● **WORK TO DO**
1) In the Kubernetes article, what percentage of organizations using containers in production use Kubernetes as their preferred container management solution?
2) Copy the passage of the Kubernetes article word for word, between "Since Kubernetes emerged" and "you overcome them?", inclusive.
3) Pick up the Kubernetes article right after its final sentence and keep writing.

[Start of SOURCE DOCUMENT]

Kubernetes is a popular solution for scaling, managing, and automating the deployments of containerized applications in distributed environments. But these highly dynamic and distributed environments require a new approach to monitoring.
More applications now rely on containers and microservices than ever before. According to the 2020 Cloud Native Computing Foundation (CNCF) survey, 92% of organizations are using containers in production, and 83% of these use Kubernetes as their preferred container management solution. With apps growing larger and more complex by the day, IT teams will require tools to help manage these deployments.
Since Kubernetes emerged in 2014, it has become a popular solution for scaling, managing, and automating the deployments of containerized applications in distributed environments. There’s no doubt it will be the orchestration platform of choice for many enterprises as they grow their apps over the coming years.
Although Kubernetes simplifies application development while increasing resource utilization, it is a complex system that presents its own challenges. In particular, achieving observability across all containers controlled by Kubernetes can be laborious for even the most experienced DevOps teams.
But what is Kubernetes exactly? Where does it come from? What problem is it trying to solve, and how does it work? What challenges does it present, and how can you overcome them?
What is Kubernetes?
Kubernetes (aka K8s) is an open-source platform used to run and manage containerized applications and services on clusters of physical or virtual machines across on-premises, public, private, and hybrid clouds. It automates complex tasks during the container’s life cycle, such as provisioning, deployment, networking, scaling, load balancing, and more. This simplifies orchestration in cloud-native environments.
However, these highly dynamic and distributed environments require a new approach to monitoring Kubernetes infrastructure and applications.
Orchestrating the world: from pipe dream to mainstream
When I first started working at Dynatrace in 2011, our customers were using the Dynatrace solution to get deep end-to-end visibility into environments we now refer to as monolithic. The bold organizations were building distributed environments using service-oriented architecture (SOA) and trying to implement enterprise service busses (ESBs) to facilitate application-to-application communication. Although it all looked good on paper, it ended up being difficult to implement.

[End of SOURCE DOCUMENT]
[Start of DATA BLOCK]

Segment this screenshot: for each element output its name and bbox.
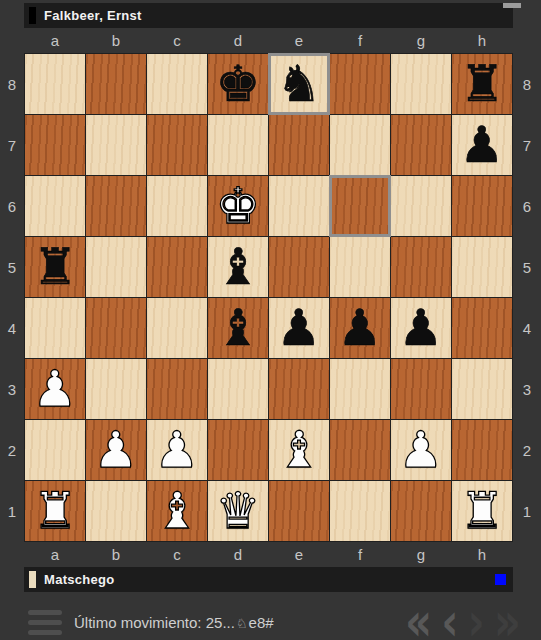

[End of DATA BLOCK]

● **SOLVED TASKS**
1) 83%

2)
Since Kubernetes emerged in 2014, it has become a popular solution for scaling, managing, and automating the deployments of containerized applications in distributed environments. There’s no doubt it will be the orchestration platform of choice for many enterprises as they grow their apps over the coming years.
Although Kubernetes simplifies application development while increasing resource utilization, it is a complex system that presents its own challenges. In particular, achieving observability across all containers controlled by Kubernetes can be laborious for even the most experienced DevOps teams.
But what is Kubernetes exactly? Where does it come from? What problem is it trying to solve, and how does it work? What challenges does it present, and how can you overcome them?

3)
But a perfect storm was brewing on the horizon. Three revolutions were just beginning and have been feeding on each other since, as commented by John Arundel and Justin Domingus in their 2019 book Cloud Native DevOps with Kubernetes:
- Cloud computing: A revolution in the automation of infrastructure-as-a-service (IaaS) in an on-demand, pay-as-you-use model
- DevOps and continuous delivery: A revolution in processes, and the way people and software delivery teams work
- Containers and microservices: A revolution in the architecture of distributed systems
Cloud-native refers to cloud-based, containerized, distributed systems, made up of cooperating microservices, dynamically managed by automated infrastructure-as-code.
The change was happening, and it was happening fast; more organizations were adopting containerized deployment methods (such as Docker) and DevOps practices and CI/CD pipelines to confidently deliver business-differentiating features quickly in an increasingly competitive market. At its start in 2013, Docker was mainly used by developers as a sandbox for testing purposes. The challenge at the time was to manage containers at scale in real-world production environments.
What are containers, and why are they so hot?
A container is a unit of software that packages application code and its dependencies together, creating a small, self-contained, and fully functional environment to run a workload (app, service), isolated from the other applications running on the same machine. These packages, known as container images, are immutable, and they are abstracted from the environment on which they run. Their immutability and abstraction make them portable across environments, whether it’s a physical or virtual machine, on-premises, in a data center, or in the public cloud, regardless of the underlying platform or OS. This distributed approach to developing and running apps and services is also known as microservices architecture.
Container runtime engines, such as Docker’s runC, leverage OS-level virtualization capabilities offered from the kernel to create isolated spaces called “containers.” This virtualization makes it possible to efficiently deploy and securely run a container independently of the hosting infrastructure. Because the concern of environmental conflicts is removed, you can run multiple containers on the same node and achieve higher resource utilization, which can reduce infrastructure costs.
But on their own, containers are not sufficient.
What’s missing here? Well, many things can happen with containers.
As containers are the vehicle of choice for microservices, you wouldn’t expect to run a full-fledged enterprise application in a single container; instead, you would have multiple containers running on different machines to make up a distributed system.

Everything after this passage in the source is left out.